▶ [Task prompt]: Arrange every line of the entries below as a JSON list of strings, one string per line, with blank lines dropped and the pictures left out.

▶ [Data for processing]:
------------------------------------------------------------

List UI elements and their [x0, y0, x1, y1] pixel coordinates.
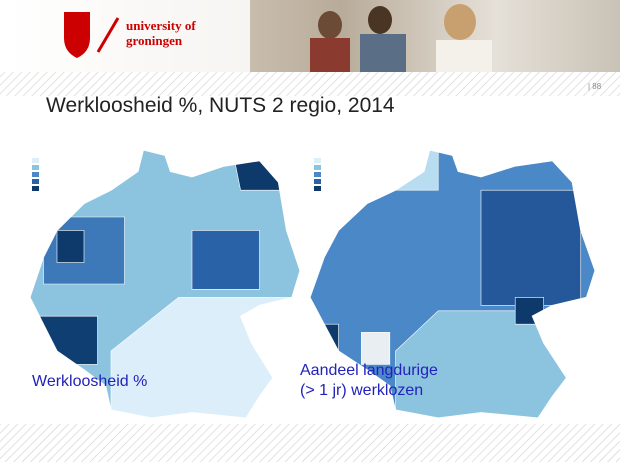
legend-swatch — [32, 165, 39, 170]
map-region — [480, 189, 582, 306]
map-region — [360, 331, 391, 365]
map-label: Werkloosheid % — [32, 373, 147, 390]
slide-title: Werkloosheid %, NUTS 2 regio, 2014 — [46, 94, 395, 117]
hatch-band — [0, 72, 620, 96]
legend-swatch — [314, 186, 321, 191]
legend-swatch — [314, 172, 321, 177]
map-region — [191, 230, 260, 290]
map-region — [56, 230, 85, 263]
map-label: Aandeel langdurige — [300, 362, 438, 379]
legend-swatch — [32, 172, 39, 177]
slide-number: | 88 — [588, 82, 602, 91]
photo-people — [310, 4, 492, 72]
legend-swatch — [314, 165, 321, 170]
legend-swatch — [32, 186, 39, 191]
header-fade — [0, 0, 250, 72]
map-label: (> 1 jr) werklozen — [300, 382, 423, 399]
map-outline — [29, 149, 301, 419]
logo-text: groningen — [126, 33, 183, 48]
legend-swatch — [314, 158, 321, 163]
logo-text: university of — [126, 18, 196, 33]
map-outline — [309, 149, 596, 419]
hatch-band — [0, 424, 620, 462]
legend-swatch — [32, 158, 39, 163]
legend-swatch — [32, 179, 39, 184]
logo: university of groningen — [64, 12, 196, 58]
legend-swatch — [314, 179, 321, 184]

------------------------------------------------------------

▶ [Finished task]:
[
  "List UI elements and their [x0, y0, x1, y1] pixel coordinates.",
  "legend-swatch — [32, 165, 39, 170]",
  "map-region — [480, 189, 582, 306]",
  "map-region — [360, 331, 391, 365]",
  "map-label: Werkloosheid % — [32, 373, 147, 390]",
  "slide-title: Werkloosheid %, NUTS 2 regio, 2014 — [46, 94, 395, 117]",
  "hatch-band — [0, 72, 620, 96]",
  "legend-swatch — [314, 186, 321, 191]",
  "legend-swatch — [314, 172, 321, 177]",
  "map-region — [191, 230, 260, 290]",
  "map-region — [56, 230, 85, 263]",
  "map-label: Aandeel langdurige — [300, 362, 438, 379]",
  "legend-swatch — [32, 172, 39, 177]",
  "slide-number: | 88 — [588, 82, 602, 91]",
  "photo-people — [310, 4, 492, 72]",
  "legend-swatch — [314, 165, 321, 170]",
  "legend-swatch — [32, 186, 39, 191]",
  "header-fade — [0, 0, 250, 72]",
  "map-label: (> 1 jr) werklozen — [300, 382, 423, 399]",
  "map-outline — [29, 149, 301, 419]",
  "logo-text: groningen — [126, 33, 183, 48]",
  "legend-swatch — [314, 158, 321, 163]",
  "logo-text: university of — [126, 18, 196, 33]",
  "map-outline — [309, 149, 596, 419]",
  "hatch-band — [0, 424, 620, 462]",
  "legend-swatch — [32, 158, 39, 163]",
  "legend-swatch — [32, 179, 39, 184]",
  "logo: university of groningen — [64, 12, 196, 58]",
  "legend-swatch — [314, 179, 321, 184]"
]